**WHAT YOU SHOULD DO:**
Output the material beneath this task exactly, images excluded.

**RECORDS FOR THIS EXERCISE:**

--- START ---

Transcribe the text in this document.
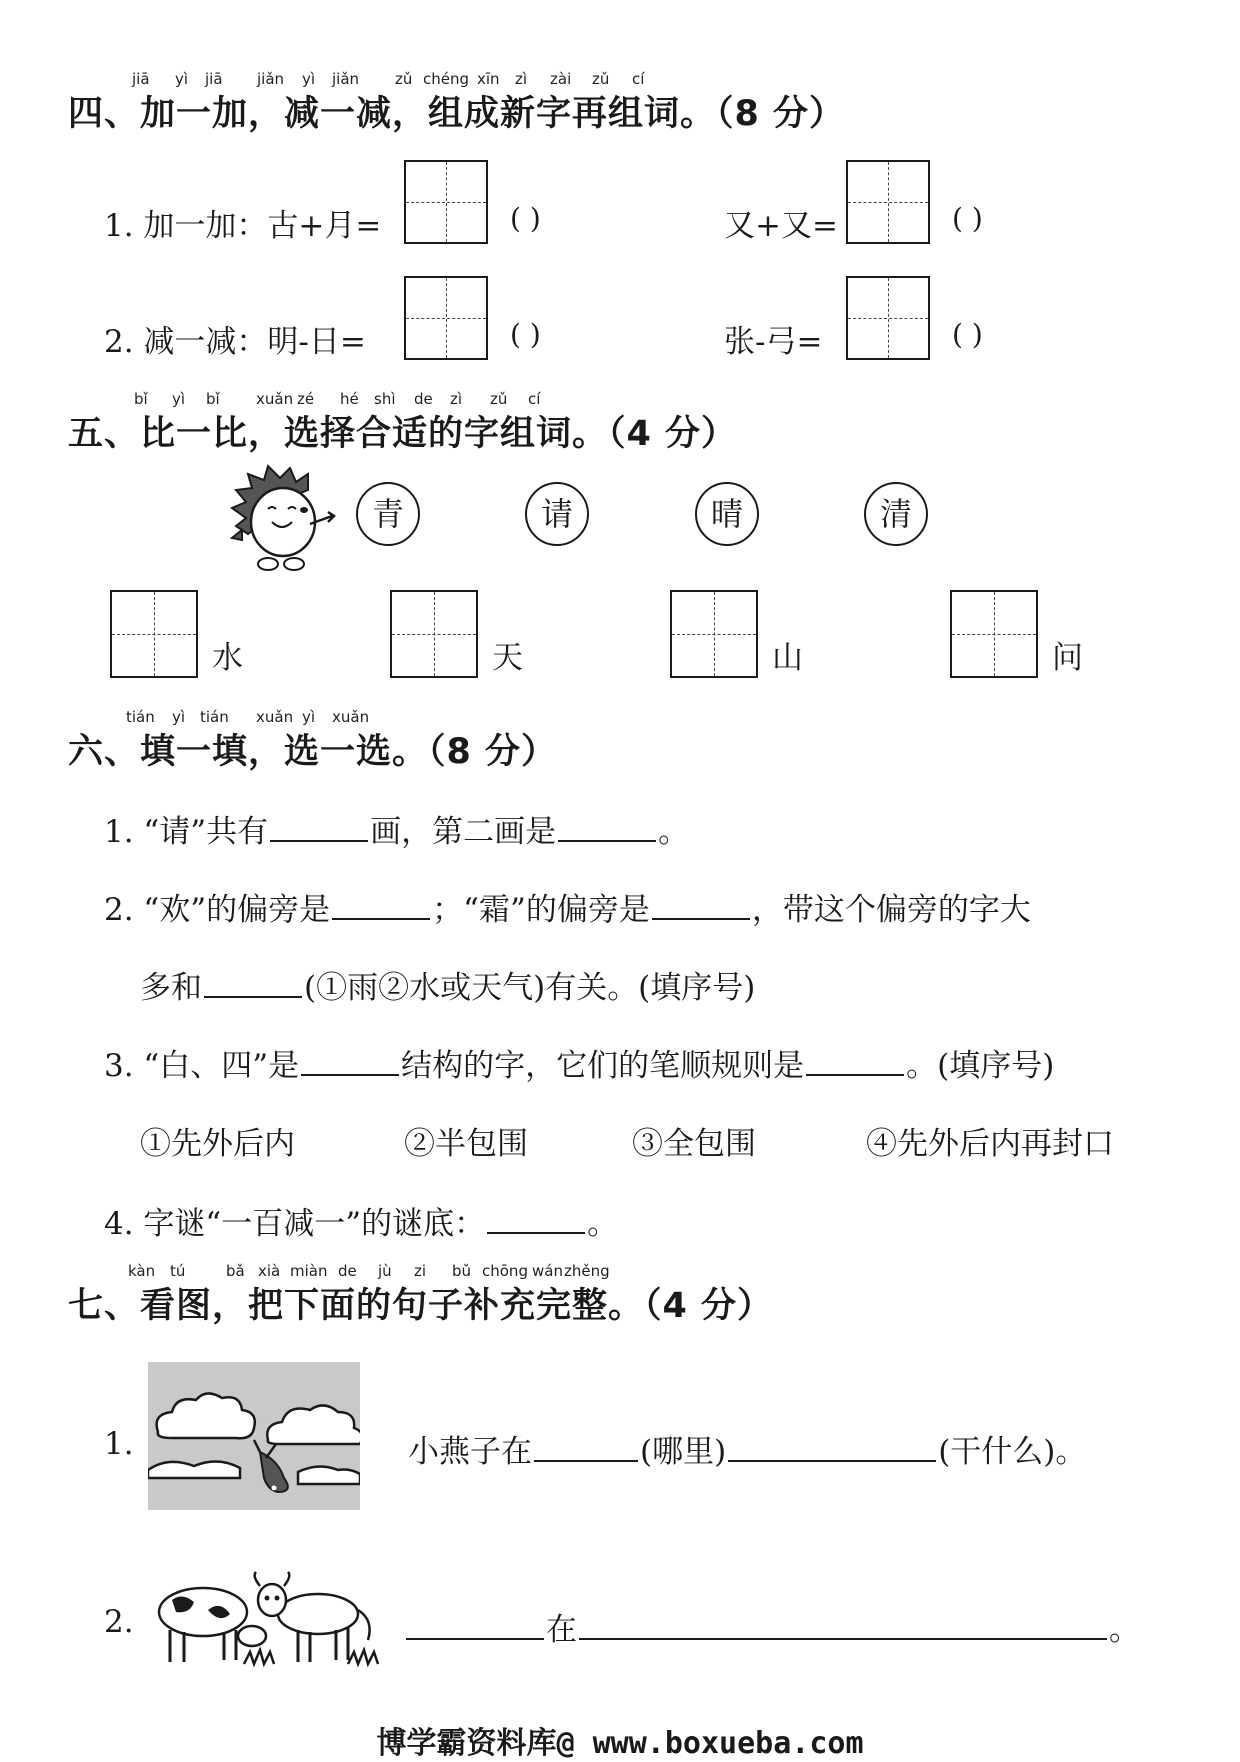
jiā yì jiā jiǎn yì jiǎn zǔ chéng xīn zì zài zǔ cí
四、加一加，减一减，组成新字再组词。（8 分）
1. 加一加：古+月=	( )	又+又=	( )
2. 减一减：明-日=	( )	张-弓=	( )
bǐ yì bǐ xuǎn zé hé shì de zì zǔ cí
五、比一比，选择合适的字组词。（4 分）
青	请	晴	清
水	天	山	问
tián yì tián xuǎn yì xuǎn
六、填一填，选一选。（8 分）
1. “请”共有	画，第二画是	。
2. “欢”的偏旁是	；“霜”的偏旁是	，带这个偏旁的字大
多和	(①雨②水或天气)有关。(填序号)
3. “白、四”是	结构的字，它们的笔顺规则是	。(填序号)
①先外后内	②半包围	③全包围	④先外后内再封口
4. 字谜“一百减一”的谜底：	。
kàn tú	bǎ xià miàn de jù zi bǔ chōng wán zhěng
七、看图，把下面的句子补充完整。（4 分）
1.	小燕子在	(哪里)	(干什么)。
2.	在	。
博学霸资料库@ www.boxueba.com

--- END ---

**PROBLEM SOLUTION:**
Transcribe the text in this document.
jiā yì jiā jiǎn yì jiǎn zǔ chéng xīn zì zài zǔ cí
四、加一加，减一减，组成新字再组词。（8 分）
1. 加一加：古+月=	( )	又+又=	( )
2. 减一减：明-日=	( )	张-弓=	( )
bǐ yì bǐ xuǎn zé hé shì de zì zǔ cí
五、比一比，选择合适的字组词。（4 分）
青	请	晴	清
水	天	山	问
tián yì tián xuǎn yì xuǎn
六、填一填，选一选。（8 分）
1. “请”共有	画，第二画是	。
2. “欢”的偏旁是	；“霜”的偏旁是	，带这个偏旁的字大
多和	(①雨②水或天气)有关。(填序号)
3. “白、四”是	结构的字，它们的笔顺规则是	。(填序号)
①先外后内	②半包围	③全包围	④先外后内再封口
4. 字谜“一百减一”的谜底：	。
kàn tú	bǎ xià miàn de jù zi bǔ chōng wán zhěng
七、看图，把下面的句子补充完整。（4 分）
1.	小燕子在	(哪里)	(干什么)。
2.	在	。
博学霸资料库@ www.boxueba.com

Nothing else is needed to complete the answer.